#### Given task:
Your task is to copy each line that has the word "Centro".
┌──
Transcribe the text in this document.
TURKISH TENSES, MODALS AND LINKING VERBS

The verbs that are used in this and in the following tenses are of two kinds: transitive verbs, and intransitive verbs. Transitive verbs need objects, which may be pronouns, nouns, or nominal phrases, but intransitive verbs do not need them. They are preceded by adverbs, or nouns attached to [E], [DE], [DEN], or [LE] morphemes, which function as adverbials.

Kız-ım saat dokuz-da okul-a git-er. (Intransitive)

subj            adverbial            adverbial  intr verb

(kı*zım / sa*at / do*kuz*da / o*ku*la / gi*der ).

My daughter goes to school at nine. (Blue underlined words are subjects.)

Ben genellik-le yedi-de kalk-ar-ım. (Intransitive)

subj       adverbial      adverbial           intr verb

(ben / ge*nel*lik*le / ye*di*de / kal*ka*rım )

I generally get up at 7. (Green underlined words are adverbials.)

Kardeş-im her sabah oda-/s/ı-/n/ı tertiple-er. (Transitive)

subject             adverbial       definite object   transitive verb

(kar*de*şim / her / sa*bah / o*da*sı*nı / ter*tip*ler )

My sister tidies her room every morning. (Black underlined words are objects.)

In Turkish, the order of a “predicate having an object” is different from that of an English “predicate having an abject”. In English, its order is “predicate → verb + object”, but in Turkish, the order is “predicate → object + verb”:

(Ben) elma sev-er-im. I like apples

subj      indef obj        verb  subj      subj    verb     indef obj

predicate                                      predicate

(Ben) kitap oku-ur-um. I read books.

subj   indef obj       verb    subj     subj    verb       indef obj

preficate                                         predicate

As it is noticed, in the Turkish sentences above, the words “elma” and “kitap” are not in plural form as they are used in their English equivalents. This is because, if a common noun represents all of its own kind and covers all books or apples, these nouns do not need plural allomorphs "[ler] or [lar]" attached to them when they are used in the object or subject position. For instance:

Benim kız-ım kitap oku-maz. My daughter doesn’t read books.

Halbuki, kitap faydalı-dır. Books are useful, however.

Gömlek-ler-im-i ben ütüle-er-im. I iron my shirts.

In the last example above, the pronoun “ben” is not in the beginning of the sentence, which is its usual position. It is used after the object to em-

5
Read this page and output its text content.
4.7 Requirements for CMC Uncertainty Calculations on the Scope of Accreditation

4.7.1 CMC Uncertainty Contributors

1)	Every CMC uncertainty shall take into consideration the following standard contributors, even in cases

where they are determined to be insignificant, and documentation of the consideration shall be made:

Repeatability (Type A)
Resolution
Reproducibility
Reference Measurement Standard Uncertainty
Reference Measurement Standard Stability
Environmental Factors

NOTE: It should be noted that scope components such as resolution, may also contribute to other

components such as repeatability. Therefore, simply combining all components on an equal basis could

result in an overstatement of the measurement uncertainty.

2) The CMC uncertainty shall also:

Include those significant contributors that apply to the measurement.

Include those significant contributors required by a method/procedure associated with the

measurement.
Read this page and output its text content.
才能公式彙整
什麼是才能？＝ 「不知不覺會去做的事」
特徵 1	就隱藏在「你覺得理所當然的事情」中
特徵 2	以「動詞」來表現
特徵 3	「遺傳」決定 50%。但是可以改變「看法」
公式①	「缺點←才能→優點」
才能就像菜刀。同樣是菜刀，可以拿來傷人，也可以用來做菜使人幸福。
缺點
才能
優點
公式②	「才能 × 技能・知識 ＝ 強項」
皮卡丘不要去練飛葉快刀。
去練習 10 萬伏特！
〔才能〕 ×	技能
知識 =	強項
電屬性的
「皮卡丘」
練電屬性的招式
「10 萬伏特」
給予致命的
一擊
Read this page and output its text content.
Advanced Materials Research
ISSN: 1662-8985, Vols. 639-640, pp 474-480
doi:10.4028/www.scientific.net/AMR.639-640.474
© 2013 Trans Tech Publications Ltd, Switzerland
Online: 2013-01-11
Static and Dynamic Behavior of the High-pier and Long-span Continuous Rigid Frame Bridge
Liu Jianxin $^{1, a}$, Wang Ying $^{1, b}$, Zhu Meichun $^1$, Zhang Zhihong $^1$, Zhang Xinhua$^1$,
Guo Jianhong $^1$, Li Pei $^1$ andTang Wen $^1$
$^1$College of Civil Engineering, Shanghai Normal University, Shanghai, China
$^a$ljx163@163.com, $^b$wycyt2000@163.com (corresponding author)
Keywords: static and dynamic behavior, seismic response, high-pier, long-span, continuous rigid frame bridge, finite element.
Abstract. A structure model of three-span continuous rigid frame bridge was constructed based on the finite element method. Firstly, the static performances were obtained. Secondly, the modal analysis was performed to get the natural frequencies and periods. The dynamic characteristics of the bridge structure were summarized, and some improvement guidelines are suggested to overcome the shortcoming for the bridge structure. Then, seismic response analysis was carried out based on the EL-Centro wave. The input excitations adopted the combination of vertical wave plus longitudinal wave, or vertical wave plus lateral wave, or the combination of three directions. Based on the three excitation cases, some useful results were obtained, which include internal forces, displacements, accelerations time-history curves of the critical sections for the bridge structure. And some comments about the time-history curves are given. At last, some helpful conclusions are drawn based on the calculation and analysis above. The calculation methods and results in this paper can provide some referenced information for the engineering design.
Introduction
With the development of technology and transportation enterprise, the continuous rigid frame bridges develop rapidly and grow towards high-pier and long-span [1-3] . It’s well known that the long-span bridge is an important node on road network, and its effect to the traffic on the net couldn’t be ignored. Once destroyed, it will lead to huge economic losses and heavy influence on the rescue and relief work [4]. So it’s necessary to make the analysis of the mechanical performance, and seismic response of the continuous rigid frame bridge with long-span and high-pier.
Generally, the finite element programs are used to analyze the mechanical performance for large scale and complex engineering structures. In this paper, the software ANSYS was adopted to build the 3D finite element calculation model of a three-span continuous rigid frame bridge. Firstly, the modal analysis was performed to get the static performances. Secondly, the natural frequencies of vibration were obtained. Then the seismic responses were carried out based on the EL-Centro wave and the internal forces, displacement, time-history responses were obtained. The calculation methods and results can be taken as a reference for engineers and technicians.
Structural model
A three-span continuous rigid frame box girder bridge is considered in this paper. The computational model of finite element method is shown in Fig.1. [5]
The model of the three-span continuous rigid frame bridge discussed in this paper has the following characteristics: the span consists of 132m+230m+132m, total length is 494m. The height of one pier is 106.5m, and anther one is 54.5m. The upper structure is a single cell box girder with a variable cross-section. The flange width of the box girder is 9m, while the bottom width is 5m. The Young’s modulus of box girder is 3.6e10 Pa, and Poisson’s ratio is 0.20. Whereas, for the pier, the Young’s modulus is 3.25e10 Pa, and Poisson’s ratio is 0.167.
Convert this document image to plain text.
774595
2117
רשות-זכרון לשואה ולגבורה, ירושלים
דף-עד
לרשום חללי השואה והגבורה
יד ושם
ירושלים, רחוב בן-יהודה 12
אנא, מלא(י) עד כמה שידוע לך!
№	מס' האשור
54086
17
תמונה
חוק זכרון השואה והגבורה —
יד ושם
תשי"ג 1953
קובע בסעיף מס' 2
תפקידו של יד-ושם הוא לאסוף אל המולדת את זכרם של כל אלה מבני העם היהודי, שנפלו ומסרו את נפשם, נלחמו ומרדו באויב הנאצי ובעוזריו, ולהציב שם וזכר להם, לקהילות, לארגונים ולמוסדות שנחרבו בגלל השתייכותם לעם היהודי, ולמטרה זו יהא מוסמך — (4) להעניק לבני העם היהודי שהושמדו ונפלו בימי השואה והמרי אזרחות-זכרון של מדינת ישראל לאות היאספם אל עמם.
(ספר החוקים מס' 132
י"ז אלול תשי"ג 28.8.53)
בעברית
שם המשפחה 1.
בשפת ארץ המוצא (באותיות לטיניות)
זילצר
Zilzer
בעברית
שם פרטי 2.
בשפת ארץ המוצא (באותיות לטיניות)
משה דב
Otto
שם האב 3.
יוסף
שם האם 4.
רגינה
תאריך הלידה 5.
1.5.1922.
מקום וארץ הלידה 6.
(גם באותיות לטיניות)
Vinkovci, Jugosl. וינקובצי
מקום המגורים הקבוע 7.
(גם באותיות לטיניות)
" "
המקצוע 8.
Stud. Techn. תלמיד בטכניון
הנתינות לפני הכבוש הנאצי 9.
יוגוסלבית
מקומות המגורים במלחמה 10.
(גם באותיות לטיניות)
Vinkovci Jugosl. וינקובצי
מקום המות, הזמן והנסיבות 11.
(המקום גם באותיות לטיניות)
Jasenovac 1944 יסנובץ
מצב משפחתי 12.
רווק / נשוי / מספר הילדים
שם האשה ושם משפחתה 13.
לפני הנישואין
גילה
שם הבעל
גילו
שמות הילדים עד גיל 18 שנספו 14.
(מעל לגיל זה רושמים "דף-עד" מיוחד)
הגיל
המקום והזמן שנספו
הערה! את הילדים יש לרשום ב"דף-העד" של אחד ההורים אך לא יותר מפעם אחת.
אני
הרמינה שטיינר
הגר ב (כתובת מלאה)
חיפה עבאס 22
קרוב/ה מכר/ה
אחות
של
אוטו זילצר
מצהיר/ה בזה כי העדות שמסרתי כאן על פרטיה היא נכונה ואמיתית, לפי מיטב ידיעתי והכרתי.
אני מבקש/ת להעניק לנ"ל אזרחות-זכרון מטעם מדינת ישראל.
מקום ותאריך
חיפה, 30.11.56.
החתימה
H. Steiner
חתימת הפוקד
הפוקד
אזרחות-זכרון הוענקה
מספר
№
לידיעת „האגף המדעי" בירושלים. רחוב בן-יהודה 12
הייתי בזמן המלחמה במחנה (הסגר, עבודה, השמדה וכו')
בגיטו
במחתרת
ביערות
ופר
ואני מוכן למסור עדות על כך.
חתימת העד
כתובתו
└──
#### Task solution:
Abstract. A structure model of three-span continuous rigid frame bridge was constructed based on the finite element method. Firstly, the static performances were obtained. Secondly, the modal analysis was performed to get the natural frequencies and periods. The dynamic characteristics of the bridge structure were summarized, and some improvement guidelines are suggested to overcome the shortcoming for the bridge structure. Then, seismic response analysis was carried out based on the EL-Centro wave. The input excitations adopted the combination of vertical wave plus longitudinal wave, or vertical wave plus lateral wave, or the combination of three directions. Based on the three excitation cases, some useful results were obtained, which include internal forces, displacements, accelerations time-history curves of the critical sections for the bridge structure. And some comments about the time-history curves are given. At last, some helpful conclusions are drawn based on the calculation and analysis above. The calculation methods and results in this paper can provide some referenced information for the engineering design.
Generally, the finite element programs are used to analyze the mechanical performance for large scale and complex engineering structures. In this paper, the software ANSYS was adopted to build the 3D finite element calculation model of a three-span continuous rigid frame bridge. Firstly, the modal analysis was performed to get the static performances. Secondly, the natural frequencies of vibration were obtained. Then the seismic responses were carried out based on the EL-Centro wave and the internal forces, displacement, time-history responses were obtained. The calculation methods and results can be taken as a reference for engineers and technicians.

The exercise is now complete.